Task.
Search the entries for the word "confluence" and pull out each line that has it.

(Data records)
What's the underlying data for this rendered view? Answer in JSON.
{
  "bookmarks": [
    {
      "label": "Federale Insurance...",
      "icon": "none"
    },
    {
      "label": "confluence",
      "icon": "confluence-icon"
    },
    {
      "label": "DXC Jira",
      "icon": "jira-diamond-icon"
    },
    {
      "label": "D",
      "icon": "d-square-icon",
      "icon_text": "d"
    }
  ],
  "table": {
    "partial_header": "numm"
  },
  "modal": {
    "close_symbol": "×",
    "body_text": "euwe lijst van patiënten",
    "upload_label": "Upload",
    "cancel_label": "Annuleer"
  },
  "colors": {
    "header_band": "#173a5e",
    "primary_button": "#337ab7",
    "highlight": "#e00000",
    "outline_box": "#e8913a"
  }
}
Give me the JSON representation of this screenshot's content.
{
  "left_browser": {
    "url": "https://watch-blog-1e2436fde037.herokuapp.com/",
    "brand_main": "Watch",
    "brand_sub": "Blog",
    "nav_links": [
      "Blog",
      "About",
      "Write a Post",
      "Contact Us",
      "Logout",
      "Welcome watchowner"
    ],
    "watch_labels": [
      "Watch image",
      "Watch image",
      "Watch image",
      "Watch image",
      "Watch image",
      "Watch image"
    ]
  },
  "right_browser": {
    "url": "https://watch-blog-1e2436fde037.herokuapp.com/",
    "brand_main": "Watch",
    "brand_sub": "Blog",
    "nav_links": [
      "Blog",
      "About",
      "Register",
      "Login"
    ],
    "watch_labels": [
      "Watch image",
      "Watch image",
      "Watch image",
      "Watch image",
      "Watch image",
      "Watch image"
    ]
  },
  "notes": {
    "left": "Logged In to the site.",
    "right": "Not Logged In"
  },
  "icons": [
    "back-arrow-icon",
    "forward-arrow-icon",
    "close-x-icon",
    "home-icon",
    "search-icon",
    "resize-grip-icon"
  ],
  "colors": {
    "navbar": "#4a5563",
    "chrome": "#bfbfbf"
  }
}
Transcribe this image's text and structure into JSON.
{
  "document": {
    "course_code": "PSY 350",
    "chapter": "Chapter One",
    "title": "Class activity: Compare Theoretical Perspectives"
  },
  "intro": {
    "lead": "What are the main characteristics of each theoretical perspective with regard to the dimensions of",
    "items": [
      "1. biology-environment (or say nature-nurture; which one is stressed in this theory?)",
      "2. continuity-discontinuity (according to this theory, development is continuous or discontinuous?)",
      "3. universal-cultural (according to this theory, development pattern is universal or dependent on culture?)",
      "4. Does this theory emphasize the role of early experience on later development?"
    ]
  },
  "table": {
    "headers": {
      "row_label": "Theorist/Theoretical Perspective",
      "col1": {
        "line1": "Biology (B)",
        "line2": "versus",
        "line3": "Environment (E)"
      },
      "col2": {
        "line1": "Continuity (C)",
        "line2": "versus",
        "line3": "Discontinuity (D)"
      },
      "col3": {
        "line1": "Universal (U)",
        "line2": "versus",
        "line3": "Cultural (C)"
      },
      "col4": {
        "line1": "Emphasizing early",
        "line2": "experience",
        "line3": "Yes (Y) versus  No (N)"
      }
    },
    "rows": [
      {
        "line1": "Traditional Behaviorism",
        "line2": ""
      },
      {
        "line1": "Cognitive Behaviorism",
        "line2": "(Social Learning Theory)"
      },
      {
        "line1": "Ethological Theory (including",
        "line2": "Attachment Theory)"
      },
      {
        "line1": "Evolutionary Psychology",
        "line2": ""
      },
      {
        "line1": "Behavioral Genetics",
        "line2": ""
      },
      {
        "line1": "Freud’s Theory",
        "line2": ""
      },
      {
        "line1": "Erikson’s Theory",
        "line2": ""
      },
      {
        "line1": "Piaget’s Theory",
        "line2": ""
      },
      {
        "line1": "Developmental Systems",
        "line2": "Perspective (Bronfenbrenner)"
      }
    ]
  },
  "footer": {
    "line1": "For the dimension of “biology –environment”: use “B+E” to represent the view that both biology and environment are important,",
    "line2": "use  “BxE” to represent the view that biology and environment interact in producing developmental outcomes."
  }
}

Complete response.
      "label": "confluence",
      "icon": "confluence-icon"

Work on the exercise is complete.